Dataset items
>>>>
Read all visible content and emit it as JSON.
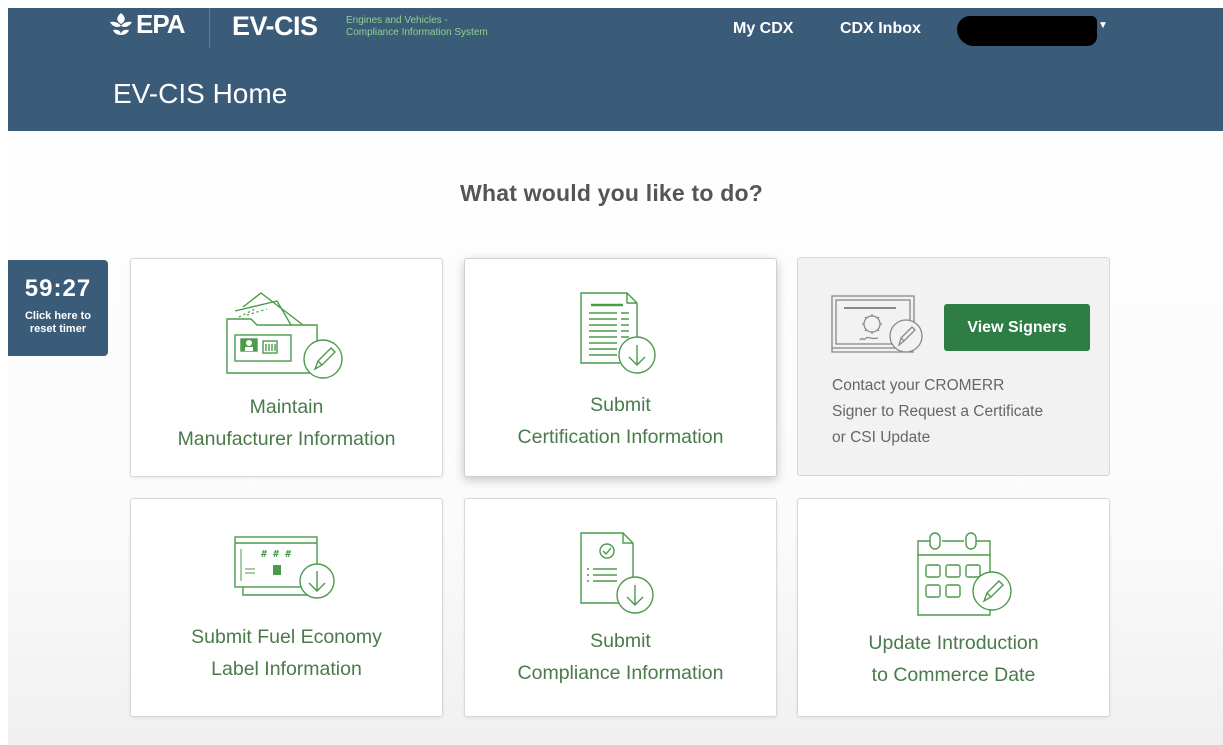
{
  "header": {
    "agency_logo": "EPA",
    "app_abbr": "EV-CIS",
    "app_full_line1": "Engines and Vehicles -",
    "app_full_line2": "Compliance Information System",
    "nav": {
      "my_cdx": "My CDX",
      "cdx_inbox": "CDX Inbox"
    }
  },
  "page_title": "EV-CIS Home",
  "question": "What would you like to do?",
  "timer": {
    "value": "59:27",
    "hint_line1": "Click here to",
    "hint_line2": "reset timer"
  },
  "cards": [
    {
      "line1": "Maintain",
      "line2": "Manufacturer Information"
    },
    {
      "line1": "Submit",
      "line2": "Certification Information"
    },
    {
      "button": "View Signers",
      "line1": "Contact your CROMERR",
      "line2": "Signer to Request a Certificate",
      "line3": "or CSI Update"
    },
    {
      "line1": "Submit Fuel Economy",
      "line2": "Label Information"
    },
    {
      "line1": "Submit",
      "line2": "Compliance Information"
    },
    {
      "line1": "Update Introduction",
      "line2": "to Commerce Date"
    }
  ],
  "colors": {
    "header_bg": "#3b5c79",
    "accent_green": "#2e7d45",
    "icon_green": "#4c9a4c",
    "label_green": "#4a7a4a"
  },
  "icons": [
    "folder-pencil-icon",
    "document-download-icon",
    "certificate-pencil-icon",
    "fuel-label-download-icon",
    "compliance-document-download-icon",
    "calendar-pencil-icon"
  ]
}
<<<<
Directive. Show every line in the entries where the string "Update" occurs.

Finished exercise.
      "line3": "or CSI Update"
      "line1": "Update Introduction",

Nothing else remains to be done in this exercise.